(Stored entries)
--

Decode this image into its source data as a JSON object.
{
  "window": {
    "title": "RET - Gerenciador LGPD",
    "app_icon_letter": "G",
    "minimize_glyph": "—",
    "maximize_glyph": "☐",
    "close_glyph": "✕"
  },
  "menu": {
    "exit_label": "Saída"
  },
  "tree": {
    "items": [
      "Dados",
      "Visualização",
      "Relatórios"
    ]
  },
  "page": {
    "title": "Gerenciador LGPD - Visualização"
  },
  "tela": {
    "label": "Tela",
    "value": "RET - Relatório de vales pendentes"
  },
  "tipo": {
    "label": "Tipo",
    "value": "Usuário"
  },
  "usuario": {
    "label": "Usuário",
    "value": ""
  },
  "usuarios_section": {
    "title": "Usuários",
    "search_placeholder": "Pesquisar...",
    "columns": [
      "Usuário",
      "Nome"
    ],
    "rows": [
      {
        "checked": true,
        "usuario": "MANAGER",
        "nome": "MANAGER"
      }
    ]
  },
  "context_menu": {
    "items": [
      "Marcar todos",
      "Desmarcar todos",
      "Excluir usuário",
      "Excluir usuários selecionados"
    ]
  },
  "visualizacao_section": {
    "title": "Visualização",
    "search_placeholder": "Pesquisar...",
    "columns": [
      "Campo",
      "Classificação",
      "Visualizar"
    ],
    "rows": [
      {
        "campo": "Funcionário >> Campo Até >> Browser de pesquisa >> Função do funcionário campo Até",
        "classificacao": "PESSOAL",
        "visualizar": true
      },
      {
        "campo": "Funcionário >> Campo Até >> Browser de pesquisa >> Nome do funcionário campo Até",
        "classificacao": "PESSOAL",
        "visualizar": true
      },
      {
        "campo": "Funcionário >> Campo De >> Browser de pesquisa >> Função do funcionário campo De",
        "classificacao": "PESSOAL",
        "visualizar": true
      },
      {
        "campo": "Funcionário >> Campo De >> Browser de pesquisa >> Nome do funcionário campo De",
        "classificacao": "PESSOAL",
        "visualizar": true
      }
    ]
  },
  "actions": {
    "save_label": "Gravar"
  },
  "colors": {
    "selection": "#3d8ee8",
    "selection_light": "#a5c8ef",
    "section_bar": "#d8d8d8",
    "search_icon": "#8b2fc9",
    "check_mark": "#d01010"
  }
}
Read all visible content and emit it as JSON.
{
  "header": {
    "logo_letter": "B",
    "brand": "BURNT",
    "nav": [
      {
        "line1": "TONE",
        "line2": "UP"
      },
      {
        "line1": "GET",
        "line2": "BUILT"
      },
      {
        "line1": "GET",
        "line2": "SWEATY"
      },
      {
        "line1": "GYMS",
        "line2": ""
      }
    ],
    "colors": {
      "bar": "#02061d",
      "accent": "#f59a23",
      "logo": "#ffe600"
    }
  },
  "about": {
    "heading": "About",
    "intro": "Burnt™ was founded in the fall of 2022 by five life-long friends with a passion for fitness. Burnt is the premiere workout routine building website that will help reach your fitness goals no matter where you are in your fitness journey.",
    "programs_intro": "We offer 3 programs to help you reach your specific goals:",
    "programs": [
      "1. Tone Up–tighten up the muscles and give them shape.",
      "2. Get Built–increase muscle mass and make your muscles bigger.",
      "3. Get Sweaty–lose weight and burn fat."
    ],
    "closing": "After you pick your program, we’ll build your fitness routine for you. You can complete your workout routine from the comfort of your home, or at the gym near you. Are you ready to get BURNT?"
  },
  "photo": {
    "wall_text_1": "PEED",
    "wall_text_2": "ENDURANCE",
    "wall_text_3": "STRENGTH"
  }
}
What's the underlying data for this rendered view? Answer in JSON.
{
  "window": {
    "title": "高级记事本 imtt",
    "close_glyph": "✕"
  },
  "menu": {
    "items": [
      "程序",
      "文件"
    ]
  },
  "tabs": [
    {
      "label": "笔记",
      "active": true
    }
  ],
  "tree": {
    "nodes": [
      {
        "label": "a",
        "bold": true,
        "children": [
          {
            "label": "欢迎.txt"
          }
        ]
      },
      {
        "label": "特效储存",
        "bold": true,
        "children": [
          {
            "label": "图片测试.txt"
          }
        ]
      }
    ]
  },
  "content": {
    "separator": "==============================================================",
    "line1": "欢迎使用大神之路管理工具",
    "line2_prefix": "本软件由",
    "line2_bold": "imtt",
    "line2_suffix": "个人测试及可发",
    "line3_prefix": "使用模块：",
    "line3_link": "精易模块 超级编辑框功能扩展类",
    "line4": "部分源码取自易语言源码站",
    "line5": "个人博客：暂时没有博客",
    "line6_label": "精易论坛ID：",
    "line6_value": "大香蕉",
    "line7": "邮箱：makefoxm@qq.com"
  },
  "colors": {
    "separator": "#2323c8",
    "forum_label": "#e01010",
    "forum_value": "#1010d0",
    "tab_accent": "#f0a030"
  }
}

--

● Task directions:
Take each line containing the string "Função" and copy it out.

● Exercise solution:
        "campo": "Funcionário >> Campo Até >> Browser de pesquisa >> Função do funcionário campo Até",
        "campo": "Funcionário >> Campo De >> Browser de pesquisa >> Função do funcionário campo De",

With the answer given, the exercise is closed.